Filter for the word "second" and keep each matching line.

▸ Provided information
-- START --
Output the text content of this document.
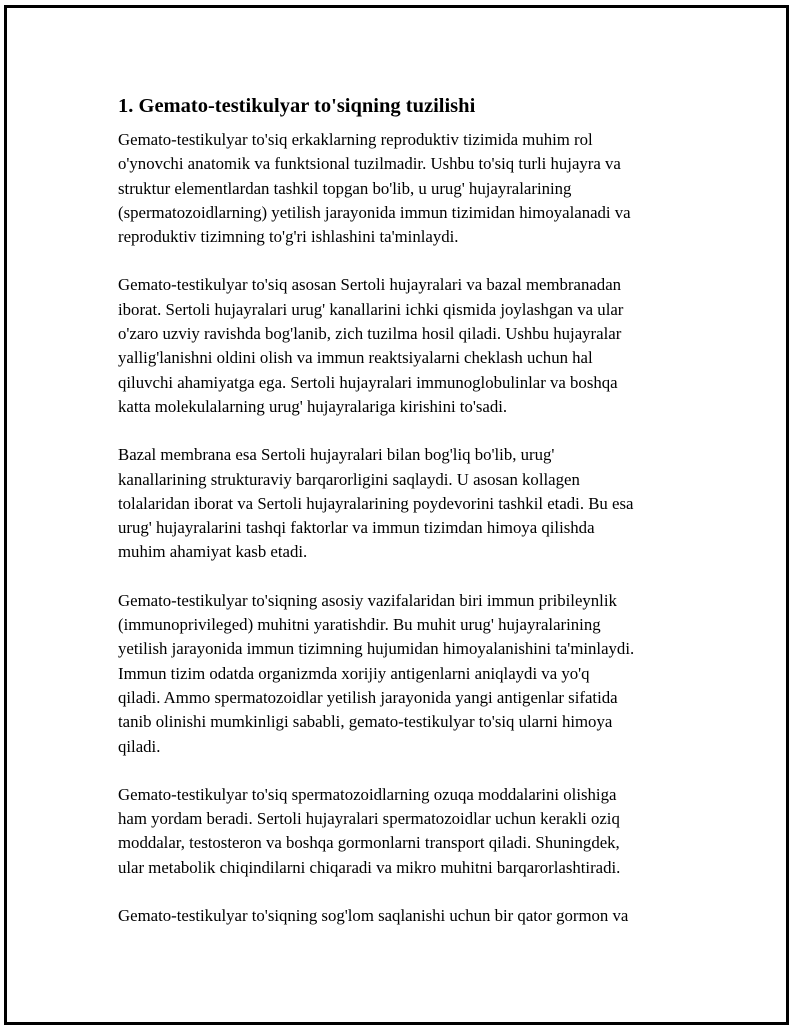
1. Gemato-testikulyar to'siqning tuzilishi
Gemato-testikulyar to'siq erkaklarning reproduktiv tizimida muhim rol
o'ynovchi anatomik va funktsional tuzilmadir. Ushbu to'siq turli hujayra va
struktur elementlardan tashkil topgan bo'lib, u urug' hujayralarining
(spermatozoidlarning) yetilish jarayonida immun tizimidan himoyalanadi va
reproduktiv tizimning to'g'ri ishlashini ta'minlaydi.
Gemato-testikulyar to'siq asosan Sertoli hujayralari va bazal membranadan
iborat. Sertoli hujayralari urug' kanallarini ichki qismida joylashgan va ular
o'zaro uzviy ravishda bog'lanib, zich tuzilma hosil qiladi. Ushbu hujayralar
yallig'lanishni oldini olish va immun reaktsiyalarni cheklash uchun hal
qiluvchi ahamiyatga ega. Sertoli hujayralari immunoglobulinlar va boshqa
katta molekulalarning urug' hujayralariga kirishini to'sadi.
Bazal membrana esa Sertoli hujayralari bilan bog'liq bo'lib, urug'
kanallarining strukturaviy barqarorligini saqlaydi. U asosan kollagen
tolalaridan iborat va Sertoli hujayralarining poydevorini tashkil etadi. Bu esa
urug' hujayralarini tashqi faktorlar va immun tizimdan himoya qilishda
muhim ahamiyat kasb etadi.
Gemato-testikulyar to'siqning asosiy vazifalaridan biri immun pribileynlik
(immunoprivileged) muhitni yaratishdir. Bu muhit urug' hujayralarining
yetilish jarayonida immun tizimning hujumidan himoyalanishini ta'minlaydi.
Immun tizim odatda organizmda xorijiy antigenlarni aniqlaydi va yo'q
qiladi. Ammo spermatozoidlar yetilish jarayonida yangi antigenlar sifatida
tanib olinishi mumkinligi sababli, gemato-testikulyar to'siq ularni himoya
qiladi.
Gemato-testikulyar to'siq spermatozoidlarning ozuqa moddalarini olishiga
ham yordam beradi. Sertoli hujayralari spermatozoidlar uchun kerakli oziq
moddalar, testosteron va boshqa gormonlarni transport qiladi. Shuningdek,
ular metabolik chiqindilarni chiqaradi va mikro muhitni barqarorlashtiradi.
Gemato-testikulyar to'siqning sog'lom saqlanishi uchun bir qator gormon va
-- END --
-- START --
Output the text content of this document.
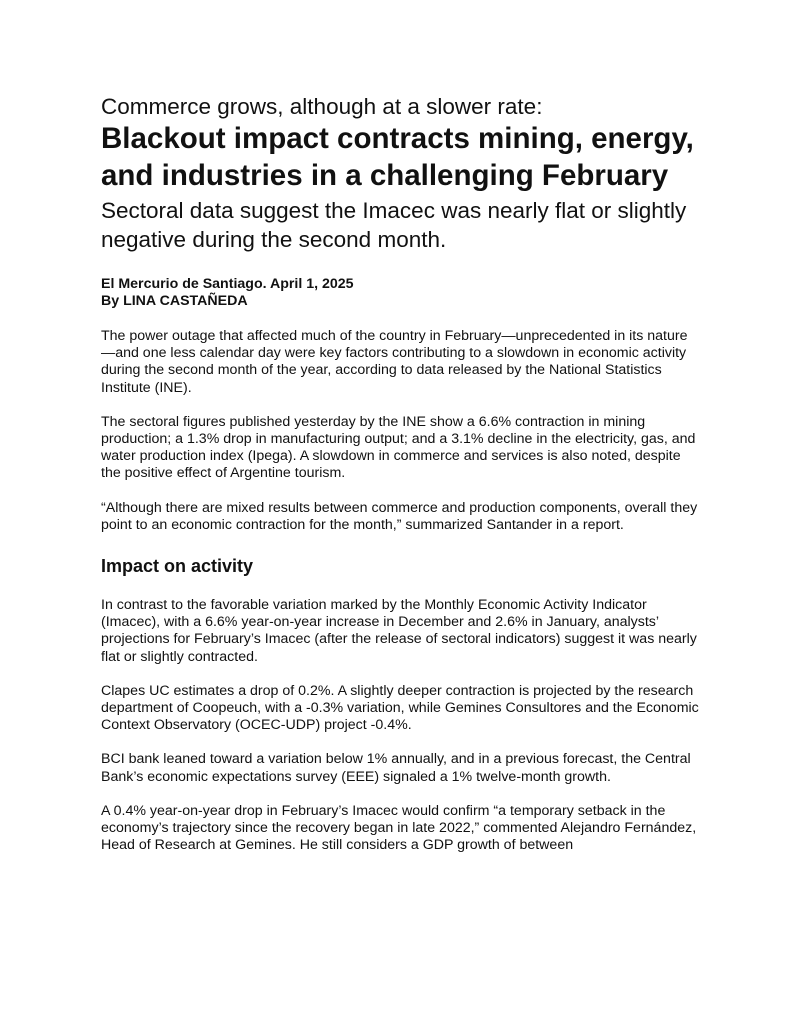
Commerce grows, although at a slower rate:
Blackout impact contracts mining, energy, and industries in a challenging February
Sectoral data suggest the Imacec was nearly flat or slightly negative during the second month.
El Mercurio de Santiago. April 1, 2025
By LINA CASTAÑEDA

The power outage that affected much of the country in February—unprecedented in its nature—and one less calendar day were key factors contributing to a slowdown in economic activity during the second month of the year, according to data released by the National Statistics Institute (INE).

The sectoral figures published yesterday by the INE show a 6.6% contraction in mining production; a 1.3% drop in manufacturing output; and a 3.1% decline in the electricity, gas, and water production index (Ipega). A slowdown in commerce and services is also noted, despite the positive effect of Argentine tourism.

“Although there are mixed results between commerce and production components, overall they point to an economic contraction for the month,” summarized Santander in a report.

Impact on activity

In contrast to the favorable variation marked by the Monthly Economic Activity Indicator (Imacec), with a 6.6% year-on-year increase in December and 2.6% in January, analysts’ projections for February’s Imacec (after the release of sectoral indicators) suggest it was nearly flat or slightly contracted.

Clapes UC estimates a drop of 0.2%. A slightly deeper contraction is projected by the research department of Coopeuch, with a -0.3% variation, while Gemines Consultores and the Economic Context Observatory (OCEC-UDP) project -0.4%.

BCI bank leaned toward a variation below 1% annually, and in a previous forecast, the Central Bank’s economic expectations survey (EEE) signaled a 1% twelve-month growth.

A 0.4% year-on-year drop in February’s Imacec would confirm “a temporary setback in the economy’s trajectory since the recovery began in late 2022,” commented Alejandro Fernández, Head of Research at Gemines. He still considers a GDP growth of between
-- END --
-- START --
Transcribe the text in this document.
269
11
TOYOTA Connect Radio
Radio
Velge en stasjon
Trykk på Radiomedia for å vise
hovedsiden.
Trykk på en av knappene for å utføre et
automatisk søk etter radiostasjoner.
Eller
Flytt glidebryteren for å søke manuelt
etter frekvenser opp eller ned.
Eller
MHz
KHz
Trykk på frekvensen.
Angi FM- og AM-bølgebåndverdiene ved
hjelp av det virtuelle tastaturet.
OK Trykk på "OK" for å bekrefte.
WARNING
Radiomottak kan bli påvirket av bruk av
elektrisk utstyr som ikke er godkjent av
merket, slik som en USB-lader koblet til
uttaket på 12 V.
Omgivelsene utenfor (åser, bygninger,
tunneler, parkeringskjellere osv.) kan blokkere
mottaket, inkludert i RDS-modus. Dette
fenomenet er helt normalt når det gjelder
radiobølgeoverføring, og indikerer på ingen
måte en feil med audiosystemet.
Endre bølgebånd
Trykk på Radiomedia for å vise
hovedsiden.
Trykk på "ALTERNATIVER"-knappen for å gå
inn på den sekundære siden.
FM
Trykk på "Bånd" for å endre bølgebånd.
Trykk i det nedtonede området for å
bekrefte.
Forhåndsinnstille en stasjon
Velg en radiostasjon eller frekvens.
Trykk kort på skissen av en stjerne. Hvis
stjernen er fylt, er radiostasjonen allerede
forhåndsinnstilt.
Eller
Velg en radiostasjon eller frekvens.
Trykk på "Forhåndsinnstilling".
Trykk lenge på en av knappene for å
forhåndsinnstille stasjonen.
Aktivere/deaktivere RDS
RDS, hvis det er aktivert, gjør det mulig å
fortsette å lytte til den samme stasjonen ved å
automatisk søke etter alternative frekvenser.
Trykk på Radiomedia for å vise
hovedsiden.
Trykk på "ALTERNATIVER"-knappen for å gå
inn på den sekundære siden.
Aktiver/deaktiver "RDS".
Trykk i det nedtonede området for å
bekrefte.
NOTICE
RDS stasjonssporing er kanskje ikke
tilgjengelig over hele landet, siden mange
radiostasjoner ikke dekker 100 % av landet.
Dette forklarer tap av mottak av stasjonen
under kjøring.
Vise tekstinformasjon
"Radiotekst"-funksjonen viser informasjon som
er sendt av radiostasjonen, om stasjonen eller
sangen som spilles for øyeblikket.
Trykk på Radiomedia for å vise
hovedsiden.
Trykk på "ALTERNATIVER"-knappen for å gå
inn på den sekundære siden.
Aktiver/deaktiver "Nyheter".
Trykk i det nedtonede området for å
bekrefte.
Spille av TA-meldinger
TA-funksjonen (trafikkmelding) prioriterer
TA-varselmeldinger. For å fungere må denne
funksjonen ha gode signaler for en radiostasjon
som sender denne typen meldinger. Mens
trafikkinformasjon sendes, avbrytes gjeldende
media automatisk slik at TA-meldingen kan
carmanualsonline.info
-- END --
▸ Finished answer
Sectoral data suggest the Imacec was nearly flat or slightly negative during the second month.
The power outage that affected much of the country in February—unprecedented in its nature—and one less calendar day were key factors contributing to a slowdown in economic activity during the second month of the year, according to data released by the National Statistics Institute (INE).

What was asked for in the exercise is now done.